> _Saved entries_:
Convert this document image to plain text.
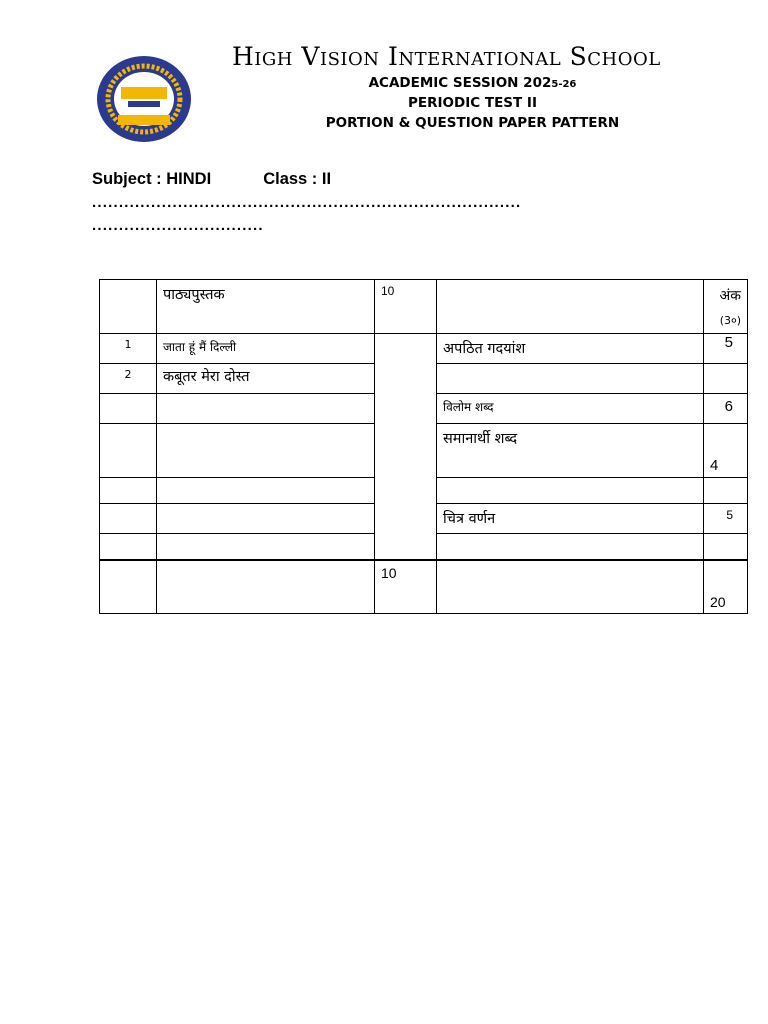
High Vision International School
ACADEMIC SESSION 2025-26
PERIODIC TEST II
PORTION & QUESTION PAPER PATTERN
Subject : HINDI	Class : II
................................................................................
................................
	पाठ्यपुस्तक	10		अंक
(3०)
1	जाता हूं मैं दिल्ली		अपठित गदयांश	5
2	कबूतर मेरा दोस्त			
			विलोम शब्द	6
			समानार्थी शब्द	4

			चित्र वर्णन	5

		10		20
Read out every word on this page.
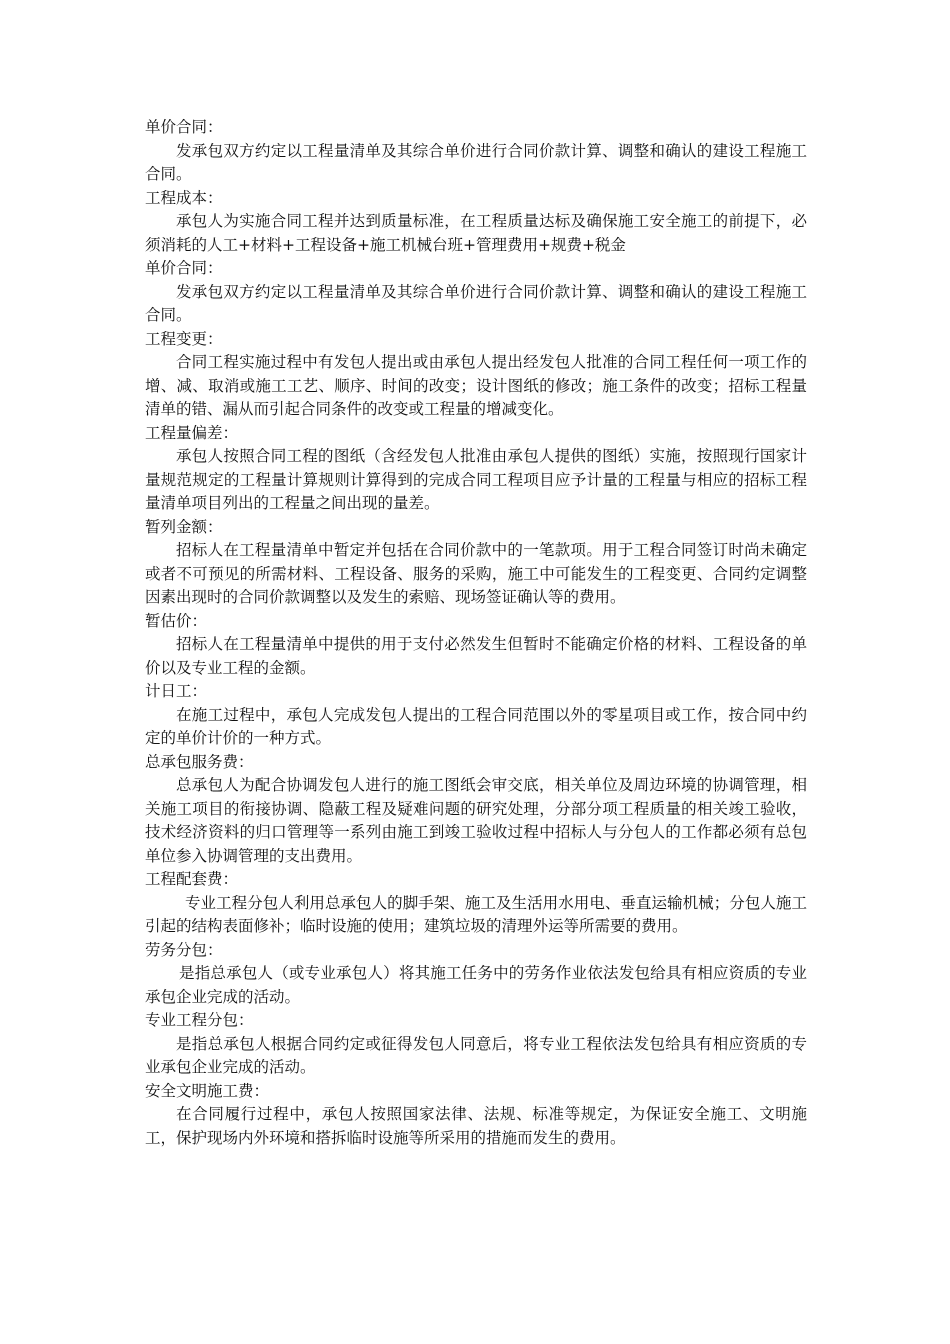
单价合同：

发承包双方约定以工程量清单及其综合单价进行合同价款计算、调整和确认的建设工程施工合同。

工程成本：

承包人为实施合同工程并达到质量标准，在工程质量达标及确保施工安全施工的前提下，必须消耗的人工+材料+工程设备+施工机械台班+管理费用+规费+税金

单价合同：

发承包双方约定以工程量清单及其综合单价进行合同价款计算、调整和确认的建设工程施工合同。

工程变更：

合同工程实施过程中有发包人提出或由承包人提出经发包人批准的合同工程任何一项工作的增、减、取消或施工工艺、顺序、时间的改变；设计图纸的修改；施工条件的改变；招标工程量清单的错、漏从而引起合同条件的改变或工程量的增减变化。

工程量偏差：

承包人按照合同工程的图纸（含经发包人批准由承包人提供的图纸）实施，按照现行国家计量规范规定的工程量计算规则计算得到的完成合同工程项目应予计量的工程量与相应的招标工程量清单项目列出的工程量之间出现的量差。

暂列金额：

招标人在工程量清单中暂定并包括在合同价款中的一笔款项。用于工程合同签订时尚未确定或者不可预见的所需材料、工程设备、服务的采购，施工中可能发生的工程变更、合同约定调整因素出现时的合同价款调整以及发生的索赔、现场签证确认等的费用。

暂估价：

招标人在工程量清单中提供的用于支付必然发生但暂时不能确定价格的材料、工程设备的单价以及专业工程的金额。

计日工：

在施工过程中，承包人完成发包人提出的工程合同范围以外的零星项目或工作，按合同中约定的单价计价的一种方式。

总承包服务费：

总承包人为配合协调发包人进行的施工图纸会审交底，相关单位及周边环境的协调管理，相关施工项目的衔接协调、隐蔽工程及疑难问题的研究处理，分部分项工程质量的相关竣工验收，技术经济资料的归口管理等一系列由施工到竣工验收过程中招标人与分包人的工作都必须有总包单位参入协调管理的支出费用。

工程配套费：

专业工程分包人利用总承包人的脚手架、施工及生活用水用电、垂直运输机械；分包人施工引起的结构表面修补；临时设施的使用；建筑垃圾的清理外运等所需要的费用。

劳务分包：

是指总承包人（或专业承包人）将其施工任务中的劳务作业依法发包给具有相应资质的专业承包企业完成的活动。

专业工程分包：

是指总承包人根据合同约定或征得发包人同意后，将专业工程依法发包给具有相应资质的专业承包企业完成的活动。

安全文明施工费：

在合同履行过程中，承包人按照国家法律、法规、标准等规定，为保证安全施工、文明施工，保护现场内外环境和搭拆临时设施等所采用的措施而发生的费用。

> _DIRECTIONS_: Reproduce all of the material above word for word. Omit the pictures.

> _OUTPUT OF THE TASK_:
Convert this document image to plain text.
High Vision International School
ACADEMIC SESSION 2025-26
PERIODIC TEST II
PORTION & QUESTION PAPER PATTERN
Subject : HINDI	Class : II
................................................................................
................................
	पाठ्यपुस्तक	10		अंक
(3०)
1	जाता हूं मैं दिल्ली		अपठित गदयांश	5
2	कबूतर मेरा दोस्त			
			विलोम शब्द	6
			समानार्थी शब्द	4

			चित्र वर्णन	5

		10		20
Read out every word on this page.
单价合同：

发承包双方约定以工程量清单及其综合单价进行合同价款计算、调整和确认的建设工程施工合同。

工程成本：

承包人为实施合同工程并达到质量标准，在工程质量达标及确保施工安全施工的前提下，必须消耗的人工+材料+工程设备+施工机械台班+管理费用+规费+税金

单价合同：

发承包双方约定以工程量清单及其综合单价进行合同价款计算、调整和确认的建设工程施工合同。

工程变更：

合同工程实施过程中有发包人提出或由承包人提出经发包人批准的合同工程任何一项工作的增、减、取消或施工工艺、顺序、时间的改变；设计图纸的修改；施工条件的改变；招标工程量清单的错、漏从而引起合同条件的改变或工程量的增减变化。

工程量偏差：

承包人按照合同工程的图纸（含经发包人批准由承包人提供的图纸）实施，按照现行国家计量规范规定的工程量计算规则计算得到的完成合同工程项目应予计量的工程量与相应的招标工程量清单项目列出的工程量之间出现的量差。

暂列金额：

招标人在工程量清单中暂定并包括在合同价款中的一笔款项。用于工程合同签订时尚未确定或者不可预见的所需材料、工程设备、服务的采购，施工中可能发生的工程变更、合同约定调整因素出现时的合同价款调整以及发生的索赔、现场签证确认等的费用。

暂估价：

招标人在工程量清单中提供的用于支付必然发生但暂时不能确定价格的材料、工程设备的单价以及专业工程的金额。

计日工：

在施工过程中，承包人完成发包人提出的工程合同范围以外的零星项目或工作，按合同中约定的单价计价的一种方式。

总承包服务费：

总承包人为配合协调发包人进行的施工图纸会审交底，相关单位及周边环境的协调管理，相关施工项目的衔接协调、隐蔽工程及疑难问题的研究处理，分部分项工程质量的相关竣工验收，技术经济资料的归口管理等一系列由施工到竣工验收过程中招标人与分包人的工作都必须有总包单位参入协调管理的支出费用。

工程配套费：

专业工程分包人利用总承包人的脚手架、施工及生活用水用电、垂直运输机械；分包人施工引起的结构表面修补；临时设施的使用；建筑垃圾的清理外运等所需要的费用。

劳务分包：

是指总承包人（或专业承包人）将其施工任务中的劳务作业依法发包给具有相应资质的专业承包企业完成的活动。

专业工程分包：

是指总承包人根据合同约定或征得发包人同意后，将专业工程依法发包给具有相应资质的专业承包企业完成的活动。

安全文明施工费：

在合同履行过程中，承包人按照国家法律、法规、标准等规定，为保证安全施工、文明施工，保护现场内外环境和搭拆临时设施等所采用的措施而发生的费用。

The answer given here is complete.